**WORK TO DO**
Copy out each line below that has the word "text" in it.

+---+

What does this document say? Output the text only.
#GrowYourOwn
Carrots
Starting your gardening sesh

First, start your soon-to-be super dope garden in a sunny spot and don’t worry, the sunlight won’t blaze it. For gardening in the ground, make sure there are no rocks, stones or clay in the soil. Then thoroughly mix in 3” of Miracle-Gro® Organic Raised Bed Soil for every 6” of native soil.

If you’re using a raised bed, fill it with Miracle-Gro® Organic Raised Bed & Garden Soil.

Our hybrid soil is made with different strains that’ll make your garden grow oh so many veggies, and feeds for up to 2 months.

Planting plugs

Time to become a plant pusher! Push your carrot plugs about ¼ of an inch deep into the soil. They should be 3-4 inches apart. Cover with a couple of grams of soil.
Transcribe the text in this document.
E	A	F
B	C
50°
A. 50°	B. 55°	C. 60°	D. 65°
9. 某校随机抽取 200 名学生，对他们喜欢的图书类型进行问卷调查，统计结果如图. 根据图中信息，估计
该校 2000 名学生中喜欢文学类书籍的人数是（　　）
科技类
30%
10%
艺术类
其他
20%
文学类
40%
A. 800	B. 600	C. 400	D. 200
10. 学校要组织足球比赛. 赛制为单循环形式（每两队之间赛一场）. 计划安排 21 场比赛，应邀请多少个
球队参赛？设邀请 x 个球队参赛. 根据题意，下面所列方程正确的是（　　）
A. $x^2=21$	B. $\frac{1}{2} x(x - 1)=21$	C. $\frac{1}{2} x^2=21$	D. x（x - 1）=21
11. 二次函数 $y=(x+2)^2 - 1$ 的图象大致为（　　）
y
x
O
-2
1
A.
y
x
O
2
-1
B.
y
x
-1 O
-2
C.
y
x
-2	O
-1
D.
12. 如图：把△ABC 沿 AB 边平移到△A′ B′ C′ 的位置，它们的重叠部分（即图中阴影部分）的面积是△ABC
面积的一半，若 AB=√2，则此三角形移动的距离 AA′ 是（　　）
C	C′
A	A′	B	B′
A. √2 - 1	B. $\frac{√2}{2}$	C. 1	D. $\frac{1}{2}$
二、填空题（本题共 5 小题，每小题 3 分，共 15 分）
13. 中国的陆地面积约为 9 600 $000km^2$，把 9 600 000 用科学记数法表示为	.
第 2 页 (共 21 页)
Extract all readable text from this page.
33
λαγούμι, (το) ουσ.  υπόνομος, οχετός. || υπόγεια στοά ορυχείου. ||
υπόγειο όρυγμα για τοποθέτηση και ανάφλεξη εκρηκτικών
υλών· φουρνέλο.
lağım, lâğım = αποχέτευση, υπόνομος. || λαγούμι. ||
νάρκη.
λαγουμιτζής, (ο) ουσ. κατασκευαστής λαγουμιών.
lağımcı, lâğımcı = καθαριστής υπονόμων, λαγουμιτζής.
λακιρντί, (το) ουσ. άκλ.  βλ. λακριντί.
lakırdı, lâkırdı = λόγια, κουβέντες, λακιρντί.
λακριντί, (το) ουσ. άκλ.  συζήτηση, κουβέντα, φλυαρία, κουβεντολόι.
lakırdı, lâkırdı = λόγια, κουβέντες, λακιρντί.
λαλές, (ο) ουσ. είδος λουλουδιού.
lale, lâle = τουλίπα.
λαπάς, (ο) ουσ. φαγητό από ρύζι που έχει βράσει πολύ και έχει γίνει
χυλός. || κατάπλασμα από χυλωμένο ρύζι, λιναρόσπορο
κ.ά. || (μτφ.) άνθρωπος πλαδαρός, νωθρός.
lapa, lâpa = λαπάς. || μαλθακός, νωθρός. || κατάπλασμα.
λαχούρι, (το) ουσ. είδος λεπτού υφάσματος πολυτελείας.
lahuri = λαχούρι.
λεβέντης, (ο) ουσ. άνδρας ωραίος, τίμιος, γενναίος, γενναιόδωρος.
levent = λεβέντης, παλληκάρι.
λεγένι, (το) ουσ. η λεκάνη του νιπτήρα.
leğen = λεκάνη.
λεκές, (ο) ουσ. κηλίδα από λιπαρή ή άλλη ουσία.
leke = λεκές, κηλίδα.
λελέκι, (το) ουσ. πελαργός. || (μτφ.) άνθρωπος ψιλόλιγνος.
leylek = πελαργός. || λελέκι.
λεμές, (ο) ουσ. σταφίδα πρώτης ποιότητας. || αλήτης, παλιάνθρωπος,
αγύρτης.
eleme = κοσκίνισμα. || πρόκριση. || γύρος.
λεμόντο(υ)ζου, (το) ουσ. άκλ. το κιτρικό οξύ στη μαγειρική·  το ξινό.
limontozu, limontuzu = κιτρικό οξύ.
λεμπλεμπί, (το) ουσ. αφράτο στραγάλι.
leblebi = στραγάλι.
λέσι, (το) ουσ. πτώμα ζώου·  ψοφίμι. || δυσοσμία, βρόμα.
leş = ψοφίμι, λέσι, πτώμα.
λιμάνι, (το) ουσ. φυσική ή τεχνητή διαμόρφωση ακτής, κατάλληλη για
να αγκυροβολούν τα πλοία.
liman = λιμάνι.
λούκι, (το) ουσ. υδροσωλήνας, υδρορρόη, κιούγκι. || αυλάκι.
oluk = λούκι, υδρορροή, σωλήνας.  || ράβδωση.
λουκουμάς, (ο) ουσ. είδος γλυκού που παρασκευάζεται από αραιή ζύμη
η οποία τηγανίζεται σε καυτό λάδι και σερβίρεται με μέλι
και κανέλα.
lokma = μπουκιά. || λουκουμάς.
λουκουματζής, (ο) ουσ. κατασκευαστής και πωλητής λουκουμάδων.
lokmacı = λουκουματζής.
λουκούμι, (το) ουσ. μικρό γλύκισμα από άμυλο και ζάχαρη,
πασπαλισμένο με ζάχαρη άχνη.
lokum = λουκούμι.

+---+

**SOLUTION TO THE PROBLEM**
What does this document say? Output the text only.
Transcribe the text in this document.
Extract all readable text from this page.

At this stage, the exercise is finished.